____ Data in this exercise
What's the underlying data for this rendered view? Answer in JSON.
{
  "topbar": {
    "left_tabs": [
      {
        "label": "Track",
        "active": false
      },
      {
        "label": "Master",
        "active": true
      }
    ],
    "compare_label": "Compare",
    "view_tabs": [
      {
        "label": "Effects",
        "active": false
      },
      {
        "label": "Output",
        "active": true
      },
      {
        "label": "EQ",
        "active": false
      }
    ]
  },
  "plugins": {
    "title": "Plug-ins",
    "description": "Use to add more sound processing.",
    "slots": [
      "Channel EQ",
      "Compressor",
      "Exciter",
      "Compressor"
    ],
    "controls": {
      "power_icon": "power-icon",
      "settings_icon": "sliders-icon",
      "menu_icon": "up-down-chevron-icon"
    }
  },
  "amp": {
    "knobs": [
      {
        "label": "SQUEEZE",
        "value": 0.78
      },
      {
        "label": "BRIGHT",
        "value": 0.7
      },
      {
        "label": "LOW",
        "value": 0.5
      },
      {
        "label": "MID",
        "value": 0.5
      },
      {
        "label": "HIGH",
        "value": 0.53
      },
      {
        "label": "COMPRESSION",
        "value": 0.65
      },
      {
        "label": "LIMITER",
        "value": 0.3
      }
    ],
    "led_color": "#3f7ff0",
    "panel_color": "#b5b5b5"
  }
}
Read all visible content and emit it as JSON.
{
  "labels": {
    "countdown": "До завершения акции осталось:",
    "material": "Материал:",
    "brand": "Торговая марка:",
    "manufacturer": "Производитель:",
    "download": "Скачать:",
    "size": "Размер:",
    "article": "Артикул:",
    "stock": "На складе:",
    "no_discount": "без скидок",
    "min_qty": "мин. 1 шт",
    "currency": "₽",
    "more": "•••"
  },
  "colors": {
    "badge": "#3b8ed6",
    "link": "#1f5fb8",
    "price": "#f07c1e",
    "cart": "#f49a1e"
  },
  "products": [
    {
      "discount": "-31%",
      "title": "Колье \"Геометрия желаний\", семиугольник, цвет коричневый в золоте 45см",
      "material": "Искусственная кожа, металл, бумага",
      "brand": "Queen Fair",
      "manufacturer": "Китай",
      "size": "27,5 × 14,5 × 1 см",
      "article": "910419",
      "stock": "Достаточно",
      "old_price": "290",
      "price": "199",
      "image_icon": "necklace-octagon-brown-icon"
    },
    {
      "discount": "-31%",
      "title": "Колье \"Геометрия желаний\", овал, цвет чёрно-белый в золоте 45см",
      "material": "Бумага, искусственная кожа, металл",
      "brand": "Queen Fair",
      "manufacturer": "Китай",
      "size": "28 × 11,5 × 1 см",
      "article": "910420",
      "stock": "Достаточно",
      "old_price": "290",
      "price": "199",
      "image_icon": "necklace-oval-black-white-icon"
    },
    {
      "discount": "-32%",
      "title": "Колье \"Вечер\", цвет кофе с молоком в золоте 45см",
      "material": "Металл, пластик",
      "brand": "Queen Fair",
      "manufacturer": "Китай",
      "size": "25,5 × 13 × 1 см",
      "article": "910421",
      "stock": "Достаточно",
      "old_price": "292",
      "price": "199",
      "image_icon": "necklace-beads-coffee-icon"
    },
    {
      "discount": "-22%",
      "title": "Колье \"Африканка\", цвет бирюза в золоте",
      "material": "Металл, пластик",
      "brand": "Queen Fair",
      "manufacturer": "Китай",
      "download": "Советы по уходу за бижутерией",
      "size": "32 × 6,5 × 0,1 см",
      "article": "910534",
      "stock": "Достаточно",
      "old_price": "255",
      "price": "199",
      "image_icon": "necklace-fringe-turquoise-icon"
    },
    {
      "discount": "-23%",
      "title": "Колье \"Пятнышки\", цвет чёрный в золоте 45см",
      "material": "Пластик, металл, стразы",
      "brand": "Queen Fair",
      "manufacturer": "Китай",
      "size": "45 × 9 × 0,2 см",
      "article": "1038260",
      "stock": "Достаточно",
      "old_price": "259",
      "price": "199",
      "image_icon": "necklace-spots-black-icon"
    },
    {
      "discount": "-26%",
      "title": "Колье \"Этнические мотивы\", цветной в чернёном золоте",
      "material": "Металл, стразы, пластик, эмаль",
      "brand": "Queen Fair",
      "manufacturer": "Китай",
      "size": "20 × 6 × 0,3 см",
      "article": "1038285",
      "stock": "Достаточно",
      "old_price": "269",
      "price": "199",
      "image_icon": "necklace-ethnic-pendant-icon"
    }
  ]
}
________
◆ Exercise aim ◆
Identify and copy the lines holding the word "material".

◆ Result below ◆
    "material": "Материал:",
      "material": "Искусственная кожа, металл, бумага",
      "material": "Бумага, искусственная кожа, металл",
      "material": "Металл, пластик",
      "material": "Металл, пластик",
      "material": "Пластик, металл, стразы",
      "material": "Металл, стразы, пластик, эмаль",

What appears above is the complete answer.